▶ [TASK GOAL]: Copy each line that contains the string "JSON".

▶ [DATASET]:
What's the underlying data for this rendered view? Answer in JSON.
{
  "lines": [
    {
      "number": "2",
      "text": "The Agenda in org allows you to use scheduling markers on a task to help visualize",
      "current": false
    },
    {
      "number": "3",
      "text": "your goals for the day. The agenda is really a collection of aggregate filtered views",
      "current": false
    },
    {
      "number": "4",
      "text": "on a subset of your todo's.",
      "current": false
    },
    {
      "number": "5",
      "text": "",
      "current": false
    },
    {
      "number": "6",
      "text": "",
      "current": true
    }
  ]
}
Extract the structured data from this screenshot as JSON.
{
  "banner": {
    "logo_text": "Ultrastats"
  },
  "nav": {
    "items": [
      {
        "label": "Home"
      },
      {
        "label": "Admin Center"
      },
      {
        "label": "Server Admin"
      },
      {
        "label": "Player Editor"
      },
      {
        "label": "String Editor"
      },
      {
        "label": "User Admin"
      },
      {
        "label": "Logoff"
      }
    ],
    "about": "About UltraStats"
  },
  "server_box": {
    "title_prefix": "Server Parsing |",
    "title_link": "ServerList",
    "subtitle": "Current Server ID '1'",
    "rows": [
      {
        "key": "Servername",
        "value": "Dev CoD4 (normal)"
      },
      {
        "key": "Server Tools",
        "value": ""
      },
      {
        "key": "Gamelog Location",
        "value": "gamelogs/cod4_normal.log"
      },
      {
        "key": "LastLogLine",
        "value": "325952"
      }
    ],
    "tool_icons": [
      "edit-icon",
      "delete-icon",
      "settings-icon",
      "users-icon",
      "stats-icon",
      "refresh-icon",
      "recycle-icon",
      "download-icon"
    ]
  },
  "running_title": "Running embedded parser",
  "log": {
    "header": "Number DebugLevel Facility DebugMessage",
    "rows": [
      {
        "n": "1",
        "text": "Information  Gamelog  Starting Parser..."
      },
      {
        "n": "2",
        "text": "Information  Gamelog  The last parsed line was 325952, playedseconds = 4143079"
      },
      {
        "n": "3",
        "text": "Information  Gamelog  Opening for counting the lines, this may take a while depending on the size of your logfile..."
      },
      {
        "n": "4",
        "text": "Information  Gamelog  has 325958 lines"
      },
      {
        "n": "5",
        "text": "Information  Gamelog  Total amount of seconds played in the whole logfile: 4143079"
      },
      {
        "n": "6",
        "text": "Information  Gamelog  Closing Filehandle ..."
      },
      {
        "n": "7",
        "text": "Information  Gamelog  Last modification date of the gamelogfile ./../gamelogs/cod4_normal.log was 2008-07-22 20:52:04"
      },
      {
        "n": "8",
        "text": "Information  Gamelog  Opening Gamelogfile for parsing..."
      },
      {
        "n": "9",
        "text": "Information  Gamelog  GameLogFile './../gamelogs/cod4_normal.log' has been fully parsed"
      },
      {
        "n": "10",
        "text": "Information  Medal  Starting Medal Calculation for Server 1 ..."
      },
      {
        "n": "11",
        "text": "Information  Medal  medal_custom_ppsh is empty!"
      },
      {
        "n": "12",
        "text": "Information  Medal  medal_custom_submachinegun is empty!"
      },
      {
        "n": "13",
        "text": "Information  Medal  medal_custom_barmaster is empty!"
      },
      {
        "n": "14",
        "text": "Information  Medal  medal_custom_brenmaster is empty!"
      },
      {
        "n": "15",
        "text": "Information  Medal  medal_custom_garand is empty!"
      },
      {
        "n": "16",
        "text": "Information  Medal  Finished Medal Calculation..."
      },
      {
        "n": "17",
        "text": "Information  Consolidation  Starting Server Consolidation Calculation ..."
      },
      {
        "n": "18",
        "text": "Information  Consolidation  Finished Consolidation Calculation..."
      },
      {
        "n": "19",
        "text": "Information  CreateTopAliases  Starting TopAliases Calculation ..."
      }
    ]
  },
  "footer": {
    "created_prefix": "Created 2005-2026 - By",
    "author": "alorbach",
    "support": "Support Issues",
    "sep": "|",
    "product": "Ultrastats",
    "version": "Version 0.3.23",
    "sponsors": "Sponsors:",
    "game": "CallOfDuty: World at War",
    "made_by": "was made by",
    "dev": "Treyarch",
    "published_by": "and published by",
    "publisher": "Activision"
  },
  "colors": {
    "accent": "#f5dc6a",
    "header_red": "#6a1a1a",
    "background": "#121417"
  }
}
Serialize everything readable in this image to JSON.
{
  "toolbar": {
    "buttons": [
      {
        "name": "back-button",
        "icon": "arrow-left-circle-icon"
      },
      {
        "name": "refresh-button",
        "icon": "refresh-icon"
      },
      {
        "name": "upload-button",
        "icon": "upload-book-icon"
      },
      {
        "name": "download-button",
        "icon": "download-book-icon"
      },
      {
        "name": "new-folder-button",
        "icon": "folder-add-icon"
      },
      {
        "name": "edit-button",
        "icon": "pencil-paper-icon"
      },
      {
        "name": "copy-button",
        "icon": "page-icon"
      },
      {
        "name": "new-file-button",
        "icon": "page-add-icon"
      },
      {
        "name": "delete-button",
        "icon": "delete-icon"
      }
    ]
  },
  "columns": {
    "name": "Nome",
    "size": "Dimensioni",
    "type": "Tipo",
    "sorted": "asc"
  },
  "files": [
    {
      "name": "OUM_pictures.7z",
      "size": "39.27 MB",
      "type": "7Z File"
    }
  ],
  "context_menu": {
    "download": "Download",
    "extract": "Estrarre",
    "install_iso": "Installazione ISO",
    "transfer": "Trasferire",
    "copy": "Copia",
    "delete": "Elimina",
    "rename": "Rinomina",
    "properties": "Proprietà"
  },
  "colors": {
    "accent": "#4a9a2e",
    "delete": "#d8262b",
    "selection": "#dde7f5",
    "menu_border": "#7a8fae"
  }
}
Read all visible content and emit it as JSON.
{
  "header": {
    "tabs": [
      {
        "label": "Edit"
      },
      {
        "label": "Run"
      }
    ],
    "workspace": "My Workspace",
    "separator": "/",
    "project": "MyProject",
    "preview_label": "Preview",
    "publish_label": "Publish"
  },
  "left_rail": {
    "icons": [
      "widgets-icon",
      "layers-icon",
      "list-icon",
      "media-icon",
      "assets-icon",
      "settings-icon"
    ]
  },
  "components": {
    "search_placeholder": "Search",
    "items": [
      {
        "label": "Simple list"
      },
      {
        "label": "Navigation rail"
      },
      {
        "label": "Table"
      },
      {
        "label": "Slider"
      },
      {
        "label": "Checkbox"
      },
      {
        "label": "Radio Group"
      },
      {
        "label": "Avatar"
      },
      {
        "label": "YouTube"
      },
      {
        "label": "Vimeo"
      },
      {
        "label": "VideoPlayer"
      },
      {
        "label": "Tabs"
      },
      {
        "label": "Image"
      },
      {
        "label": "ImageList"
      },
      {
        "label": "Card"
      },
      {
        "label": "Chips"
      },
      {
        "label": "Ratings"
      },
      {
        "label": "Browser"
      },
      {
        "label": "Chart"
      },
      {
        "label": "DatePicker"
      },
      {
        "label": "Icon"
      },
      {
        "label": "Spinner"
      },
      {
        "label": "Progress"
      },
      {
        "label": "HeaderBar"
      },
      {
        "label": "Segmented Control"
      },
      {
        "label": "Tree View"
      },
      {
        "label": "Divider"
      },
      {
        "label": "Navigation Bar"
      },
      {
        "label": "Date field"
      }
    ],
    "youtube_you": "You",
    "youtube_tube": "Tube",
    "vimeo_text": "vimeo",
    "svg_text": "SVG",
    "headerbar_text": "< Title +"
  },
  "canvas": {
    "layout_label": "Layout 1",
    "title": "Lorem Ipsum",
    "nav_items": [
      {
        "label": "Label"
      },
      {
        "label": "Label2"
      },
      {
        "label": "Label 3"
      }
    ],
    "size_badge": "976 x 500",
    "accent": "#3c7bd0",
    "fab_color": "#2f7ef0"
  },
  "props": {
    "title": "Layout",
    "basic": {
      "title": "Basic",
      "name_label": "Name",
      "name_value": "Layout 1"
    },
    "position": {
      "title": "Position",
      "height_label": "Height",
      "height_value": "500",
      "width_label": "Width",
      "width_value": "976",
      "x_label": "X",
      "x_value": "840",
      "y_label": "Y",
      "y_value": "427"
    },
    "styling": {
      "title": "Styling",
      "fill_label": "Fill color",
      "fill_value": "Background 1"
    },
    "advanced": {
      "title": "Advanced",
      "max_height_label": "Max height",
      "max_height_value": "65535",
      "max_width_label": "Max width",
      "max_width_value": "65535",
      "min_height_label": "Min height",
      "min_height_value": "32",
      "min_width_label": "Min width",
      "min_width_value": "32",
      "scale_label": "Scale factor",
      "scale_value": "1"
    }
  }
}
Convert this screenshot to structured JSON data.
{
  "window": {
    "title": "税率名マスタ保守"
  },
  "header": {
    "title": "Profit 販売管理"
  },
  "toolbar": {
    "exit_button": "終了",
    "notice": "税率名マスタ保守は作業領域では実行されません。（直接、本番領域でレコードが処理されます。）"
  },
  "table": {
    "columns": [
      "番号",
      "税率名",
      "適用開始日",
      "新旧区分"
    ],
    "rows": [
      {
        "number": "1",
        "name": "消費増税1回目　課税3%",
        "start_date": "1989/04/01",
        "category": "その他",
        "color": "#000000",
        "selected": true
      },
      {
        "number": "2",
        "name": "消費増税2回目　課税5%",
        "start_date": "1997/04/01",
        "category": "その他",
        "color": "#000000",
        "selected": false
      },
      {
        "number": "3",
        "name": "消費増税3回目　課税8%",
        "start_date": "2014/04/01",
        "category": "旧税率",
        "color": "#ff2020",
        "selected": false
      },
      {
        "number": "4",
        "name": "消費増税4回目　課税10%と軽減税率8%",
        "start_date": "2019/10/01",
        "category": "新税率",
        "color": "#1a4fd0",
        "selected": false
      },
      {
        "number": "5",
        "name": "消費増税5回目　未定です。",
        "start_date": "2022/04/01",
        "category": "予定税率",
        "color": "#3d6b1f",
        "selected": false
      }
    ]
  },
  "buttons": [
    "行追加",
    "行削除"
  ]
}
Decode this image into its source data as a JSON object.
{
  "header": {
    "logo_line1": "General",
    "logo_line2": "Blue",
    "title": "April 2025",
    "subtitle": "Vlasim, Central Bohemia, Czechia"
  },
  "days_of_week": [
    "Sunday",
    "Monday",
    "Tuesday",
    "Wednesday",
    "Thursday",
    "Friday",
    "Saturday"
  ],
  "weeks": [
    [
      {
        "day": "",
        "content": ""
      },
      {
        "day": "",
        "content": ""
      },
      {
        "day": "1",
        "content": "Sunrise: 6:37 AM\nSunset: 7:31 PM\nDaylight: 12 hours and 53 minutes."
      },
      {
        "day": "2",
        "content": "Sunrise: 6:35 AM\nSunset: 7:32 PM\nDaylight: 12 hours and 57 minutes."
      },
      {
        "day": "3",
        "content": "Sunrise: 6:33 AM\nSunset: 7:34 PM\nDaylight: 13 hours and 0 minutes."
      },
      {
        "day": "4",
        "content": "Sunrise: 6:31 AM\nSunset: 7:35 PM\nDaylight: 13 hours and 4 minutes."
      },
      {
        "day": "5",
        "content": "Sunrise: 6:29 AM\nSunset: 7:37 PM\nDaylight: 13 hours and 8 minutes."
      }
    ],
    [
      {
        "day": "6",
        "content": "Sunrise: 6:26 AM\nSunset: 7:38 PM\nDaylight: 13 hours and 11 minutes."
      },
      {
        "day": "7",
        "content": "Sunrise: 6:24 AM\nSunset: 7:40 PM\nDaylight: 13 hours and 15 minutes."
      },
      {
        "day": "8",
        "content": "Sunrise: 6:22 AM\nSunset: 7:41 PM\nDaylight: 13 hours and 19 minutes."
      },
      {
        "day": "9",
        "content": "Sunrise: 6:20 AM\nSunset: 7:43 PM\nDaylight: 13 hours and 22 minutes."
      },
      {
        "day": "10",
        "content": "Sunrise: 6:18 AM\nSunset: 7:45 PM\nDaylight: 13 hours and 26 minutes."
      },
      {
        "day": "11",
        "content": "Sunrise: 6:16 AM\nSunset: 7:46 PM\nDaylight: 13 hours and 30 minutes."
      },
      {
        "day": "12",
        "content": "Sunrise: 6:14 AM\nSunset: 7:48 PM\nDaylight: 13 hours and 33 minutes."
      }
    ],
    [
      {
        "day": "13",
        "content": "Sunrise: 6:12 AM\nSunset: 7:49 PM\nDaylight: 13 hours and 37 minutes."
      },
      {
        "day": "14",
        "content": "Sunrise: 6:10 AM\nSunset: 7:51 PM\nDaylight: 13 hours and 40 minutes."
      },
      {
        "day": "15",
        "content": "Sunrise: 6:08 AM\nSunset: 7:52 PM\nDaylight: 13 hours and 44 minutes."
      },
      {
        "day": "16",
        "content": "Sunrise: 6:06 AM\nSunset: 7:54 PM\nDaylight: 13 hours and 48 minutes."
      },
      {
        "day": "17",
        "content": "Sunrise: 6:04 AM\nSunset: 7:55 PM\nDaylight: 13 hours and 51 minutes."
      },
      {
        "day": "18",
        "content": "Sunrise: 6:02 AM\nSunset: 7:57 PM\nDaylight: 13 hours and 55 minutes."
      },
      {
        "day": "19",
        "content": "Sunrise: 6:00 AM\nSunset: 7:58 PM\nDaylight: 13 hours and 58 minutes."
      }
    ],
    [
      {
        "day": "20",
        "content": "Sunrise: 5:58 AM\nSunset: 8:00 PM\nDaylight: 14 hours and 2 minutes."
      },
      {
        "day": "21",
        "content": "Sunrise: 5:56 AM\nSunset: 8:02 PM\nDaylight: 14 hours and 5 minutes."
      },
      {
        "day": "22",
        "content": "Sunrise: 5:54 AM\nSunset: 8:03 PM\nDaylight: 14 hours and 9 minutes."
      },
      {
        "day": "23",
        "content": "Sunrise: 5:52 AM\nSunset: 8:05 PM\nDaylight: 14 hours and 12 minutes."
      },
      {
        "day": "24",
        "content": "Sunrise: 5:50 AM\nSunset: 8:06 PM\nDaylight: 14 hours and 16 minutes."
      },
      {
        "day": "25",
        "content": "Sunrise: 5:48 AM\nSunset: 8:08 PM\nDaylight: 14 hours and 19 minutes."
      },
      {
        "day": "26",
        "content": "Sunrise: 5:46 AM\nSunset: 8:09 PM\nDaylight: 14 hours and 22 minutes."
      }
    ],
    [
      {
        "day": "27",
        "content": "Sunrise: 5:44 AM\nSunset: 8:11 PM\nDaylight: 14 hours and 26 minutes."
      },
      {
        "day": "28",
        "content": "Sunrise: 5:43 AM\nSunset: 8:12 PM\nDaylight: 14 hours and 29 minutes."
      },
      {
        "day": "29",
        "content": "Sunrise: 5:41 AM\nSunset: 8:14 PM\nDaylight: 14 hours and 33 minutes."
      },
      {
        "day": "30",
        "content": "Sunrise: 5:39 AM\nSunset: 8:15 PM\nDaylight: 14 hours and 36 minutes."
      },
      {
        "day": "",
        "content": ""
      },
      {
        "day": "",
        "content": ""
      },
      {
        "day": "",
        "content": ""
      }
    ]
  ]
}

▶ [ANSWER TO THIS TASK]:
What's the underlying data for this rendered view? Answer in JSON.
Extract the structured data from this screenshot as JSON.
Serialize everything readable in this image to JSON.
Read all visible content and emit it as JSON.
Convert this screenshot to structured JSON data.
Decode this image into its source data as a JSON object.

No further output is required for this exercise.